### Set problem
Pull out every line with the word "Jane".

Collected data:

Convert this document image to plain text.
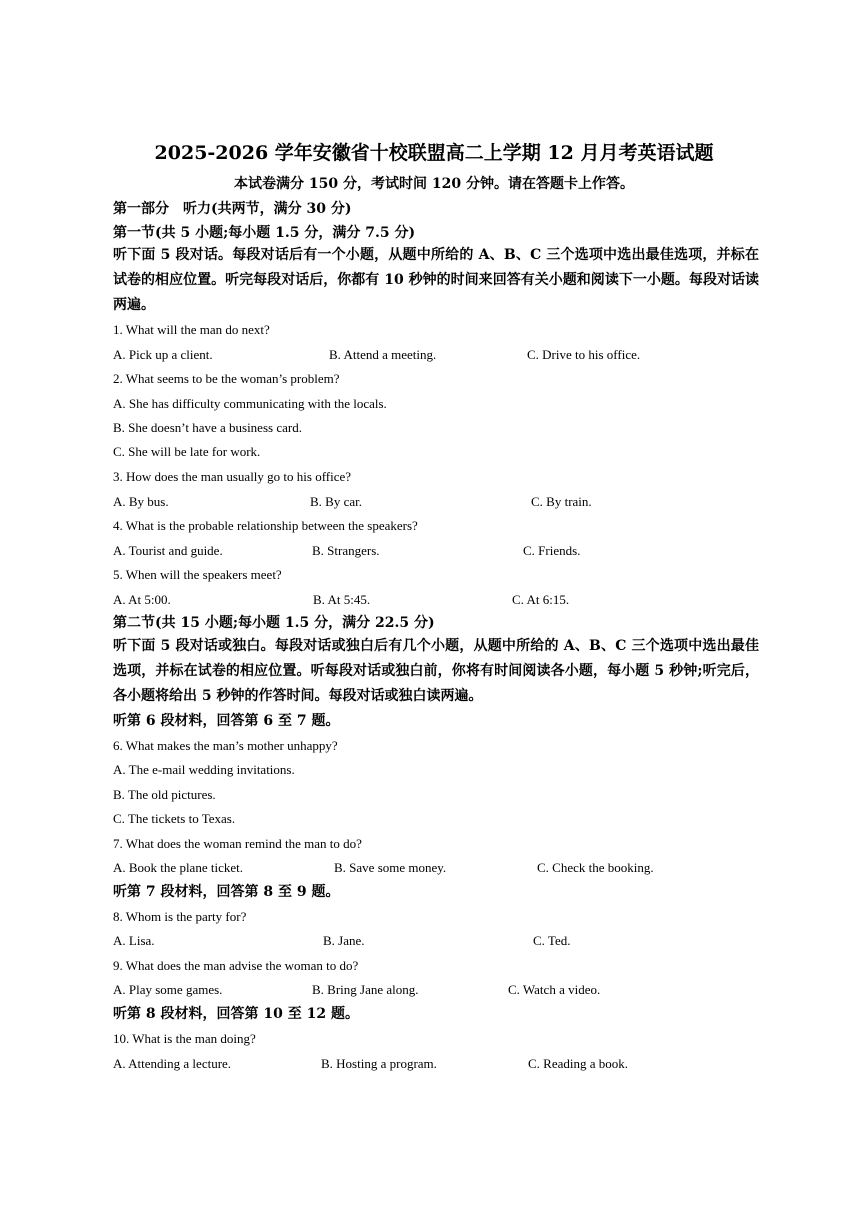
2025-2026 学年安徽省十校联盟高二上学期 12 月月考英语试题
本试卷满分 150 分，考试时间 120 分钟。请在答题卡上作答。
第一部分　听力(共两节，满分 30 分)
第一节(共 5 小题;每小题 1.5 分，满分 7.5 分)
听下面 5 段对话。每段对话后有一个小题，从题中所给的 A、B、C 三个选项中选出最佳选项，并标在试卷的相应位置。听完每段对话后，你都有 10 秒钟的时间来回答有关小题和阅读下一小题。每段对话读两遍。
1. What will the man do next?
A. Pick up a client.	B. Attend a meeting.	C. Drive to his office.
2. What seems to be the woman’s problem?
A. She has difficulty communicating with the locals.
B. She doesn’t have a business card.
C. She will be late for work.
3. How does the man usually go to his office?
A. By bus.	B. By car.	C. By train.
4. What is the probable relationship between the speakers?
A. Tourist and guide.	B. Strangers.	C. Friends.
5. When will the speakers meet?
A. At 5:00.	B. At 5:45.	C. At 6:15.
第二节(共 15 小题;每小题 1.5 分，满分 22.5 分)
听下面 5 段对话或独白。每段对话或独白后有几个小题，从题中所给的 A、B、C 三个选项中选出最佳选项，并标在试卷的相应位置。听每段对话或独白前，你将有时间阅读各小题，每小题 5 秒钟;听完后，各小题将给出 5 秒钟的作答时间。每段对话或独白读两遍。
听第 6 段材料，回答第 6 至 7 题。
6. What makes the man’s mother unhappy?
A. The e-mail wedding invitations.
B. The old pictures.
C. The tickets to Texas.
7. What does the woman remind the man to do?
A. Book the plane ticket.	B. Save some money.	C. Check the booking.
听第 7 段材料，回答第 8 至 9 题。
8. Whom is the party for?
A. Lisa.	B. Jane.	C. Ted.
9. What does the man advise the woman to do?
A. Play some games.	B. Bring Jane along.	C. Watch a video.
听第 8 段材料，回答第 10 至 12 题。
10. What is the man doing?
A. Attending a lecture.	B. Hosting a program.	C. Reading a book.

### Solved exercise
A. Lisa.	B. Jane.	C. Ted.
A. Play some games.	B. Bring Jane along.	C. Watch a video.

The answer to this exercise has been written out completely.